Skip the pictures. Copy all the rest of the records down exactly.

Records from a data source:
● ● ● ●
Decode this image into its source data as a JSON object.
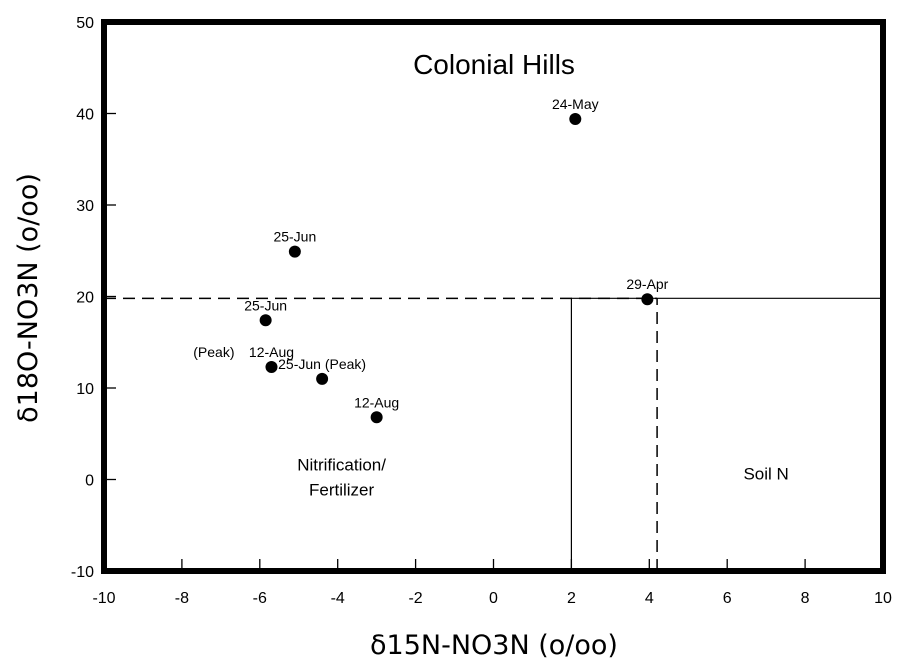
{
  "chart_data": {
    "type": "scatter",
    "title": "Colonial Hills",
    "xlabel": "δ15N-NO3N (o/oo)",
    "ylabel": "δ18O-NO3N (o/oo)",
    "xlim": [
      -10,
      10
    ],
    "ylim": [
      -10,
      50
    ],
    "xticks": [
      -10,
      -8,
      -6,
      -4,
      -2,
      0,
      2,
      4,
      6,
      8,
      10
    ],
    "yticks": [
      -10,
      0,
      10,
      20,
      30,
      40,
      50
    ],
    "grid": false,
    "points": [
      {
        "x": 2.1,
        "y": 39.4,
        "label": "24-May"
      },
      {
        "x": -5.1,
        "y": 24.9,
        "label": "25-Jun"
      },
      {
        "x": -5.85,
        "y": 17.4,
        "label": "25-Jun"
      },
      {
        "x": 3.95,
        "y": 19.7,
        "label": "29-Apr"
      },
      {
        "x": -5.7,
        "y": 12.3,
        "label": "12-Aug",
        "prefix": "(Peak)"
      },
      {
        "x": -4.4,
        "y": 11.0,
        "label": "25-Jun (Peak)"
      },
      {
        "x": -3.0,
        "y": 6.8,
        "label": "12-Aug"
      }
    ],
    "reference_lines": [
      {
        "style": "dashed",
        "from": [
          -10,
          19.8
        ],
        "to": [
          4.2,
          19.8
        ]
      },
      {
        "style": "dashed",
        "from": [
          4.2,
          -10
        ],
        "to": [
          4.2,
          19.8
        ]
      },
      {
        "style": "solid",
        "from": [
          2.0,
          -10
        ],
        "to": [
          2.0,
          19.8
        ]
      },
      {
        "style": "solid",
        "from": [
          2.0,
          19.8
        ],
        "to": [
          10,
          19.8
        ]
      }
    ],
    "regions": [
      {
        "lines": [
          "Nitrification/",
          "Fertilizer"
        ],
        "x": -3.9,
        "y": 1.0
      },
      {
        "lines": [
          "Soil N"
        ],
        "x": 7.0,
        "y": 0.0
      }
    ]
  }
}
● ● ● ●
**EXERCISE OUTPUT**
Decode this image into its source data as a JSON object.
{
  "chart_data": {
    "type": "scatter",
    "title": "Colonial Hills",
    "xlabel": "δ15N-NO3N (o/oo)",
    "ylabel": "δ18O-NO3N (o/oo)",
    "xlim": [
      -10,
      10
    ],
    "ylim": [
      -10,
      50
    ],
    "xticks": [
      -10,
      -8,
      -6,
      -4,
      -2,
      0,
      2,
      4,
      6,
      8,
      10
    ],
    "yticks": [
      -10,
      0,
      10,
      20,
      30,
      40,
      50
    ],
    "grid": false,
    "points": [
      {
        "x": 2.1,
        "y": 39.4,
        "label": "24-May"
      },
      {
        "x": -5.1,
        "y": 24.9,
        "label": "25-Jun"
      },
      {
        "x": -5.85,
        "y": 17.4,
        "label": "25-Jun"
      },
      {
        "x": 3.95,
        "y": 19.7,
        "label": "29-Apr"
      },
      {
        "x": -5.7,
        "y": 12.3,
        "label": "12-Aug",
        "prefix": "(Peak)"
      },
      {
        "x": -4.4,
        "y": 11.0,
        "label": "25-Jun (Peak)"
      },
      {
        "x": -3.0,
        "y": 6.8,
        "label": "12-Aug"
      }
    ],
    "reference_lines": [
      {
        "style": "dashed",
        "from": [
          -10,
          19.8
        ],
        "to": [
          4.2,
          19.8
        ]
      },
      {
        "style": "dashed",
        "from": [
          4.2,
          -10
        ],
        "to": [
          4.2,
          19.8
        ]
      },
      {
        "style": "solid",
        "from": [
          2.0,
          -10
        ],
        "to": [
          2.0,
          19.8
        ]
      },
      {
        "style": "solid",
        "from": [
          2.0,
          19.8
        ],
        "to": [
          10,
          19.8
        ]
      }
    ],
    "regions": [
      {
        "lines": [
          "Nitrification/",
          "Fertilizer"
        ],
        "x": -3.9,
        "y": 1.0
      },
      {
        "lines": [
          "Soil N"
        ],
        "x": 7.0,
        "y": 0.0
      }
    ]
  }
}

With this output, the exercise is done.